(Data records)
▽

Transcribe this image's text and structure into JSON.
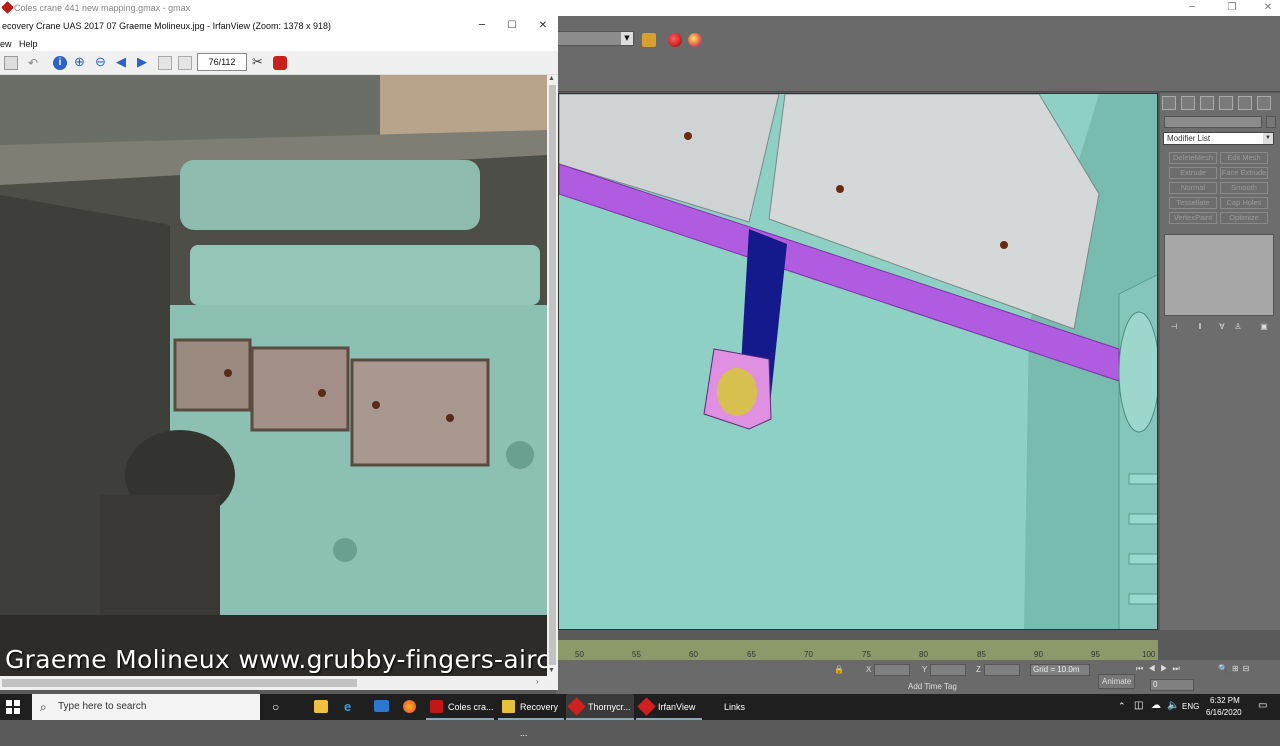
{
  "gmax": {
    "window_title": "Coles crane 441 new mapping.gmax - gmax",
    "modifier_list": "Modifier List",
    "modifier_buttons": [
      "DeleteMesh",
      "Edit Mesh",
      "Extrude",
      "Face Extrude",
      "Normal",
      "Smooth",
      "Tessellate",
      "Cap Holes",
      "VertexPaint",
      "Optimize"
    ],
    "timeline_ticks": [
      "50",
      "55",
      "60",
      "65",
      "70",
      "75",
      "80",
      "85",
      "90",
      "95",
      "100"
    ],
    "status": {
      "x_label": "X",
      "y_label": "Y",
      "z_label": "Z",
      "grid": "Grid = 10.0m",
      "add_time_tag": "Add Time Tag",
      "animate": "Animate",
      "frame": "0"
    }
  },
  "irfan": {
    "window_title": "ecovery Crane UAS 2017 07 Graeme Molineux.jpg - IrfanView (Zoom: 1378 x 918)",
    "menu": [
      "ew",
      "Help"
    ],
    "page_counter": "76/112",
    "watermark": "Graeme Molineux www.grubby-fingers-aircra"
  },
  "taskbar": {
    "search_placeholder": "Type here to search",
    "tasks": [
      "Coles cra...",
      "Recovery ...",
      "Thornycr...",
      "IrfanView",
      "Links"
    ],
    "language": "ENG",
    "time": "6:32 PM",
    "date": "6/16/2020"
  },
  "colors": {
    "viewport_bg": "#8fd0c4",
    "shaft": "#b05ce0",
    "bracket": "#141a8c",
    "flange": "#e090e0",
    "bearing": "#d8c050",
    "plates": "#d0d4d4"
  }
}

△

Reproduce all of the entries word for word, skipping any pictures they hold.

Transcribe this image's text and structure into JSON.
{
  "gmax": {
    "window_title": "Coles crane 441 new mapping.gmax - gmax",
    "modifier_list": "Modifier List",
    "modifier_buttons": [
      "DeleteMesh",
      "Edit Mesh",
      "Extrude",
      "Face Extrude",
      "Normal",
      "Smooth",
      "Tessellate",
      "Cap Holes",
      "VertexPaint",
      "Optimize"
    ],
    "timeline_ticks": [
      "50",
      "55",
      "60",
      "65",
      "70",
      "75",
      "80",
      "85",
      "90",
      "95",
      "100"
    ],
    "status": {
      "x_label": "X",
      "y_label": "Y",
      "z_label": "Z",
      "grid": "Grid = 10.0m",
      "add_time_tag": "Add Time Tag",
      "animate": "Animate",
      "frame": "0"
    }
  },
  "irfan": {
    "window_title": "ecovery Crane UAS 2017 07 Graeme Molineux.jpg - IrfanView (Zoom: 1378 x 918)",
    "menu": [
      "ew",
      "Help"
    ],
    "page_counter": "76/112",
    "watermark": "Graeme Molineux www.grubby-fingers-aircra"
  },
  "taskbar": {
    "search_placeholder": "Type here to search",
    "tasks": [
      "Coles cra...",
      "Recovery ...",
      "Thornycr...",
      "IrfanView",
      "Links"
    ],
    "language": "ENG",
    "time": "6:32 PM",
    "date": "6/16/2020"
  },
  "colors": {
    "viewport_bg": "#8fd0c4",
    "shaft": "#b05ce0",
    "bracket": "#141a8c",
    "flange": "#e090e0",
    "bearing": "#d8c050",
    "plates": "#d0d4d4"
  }
}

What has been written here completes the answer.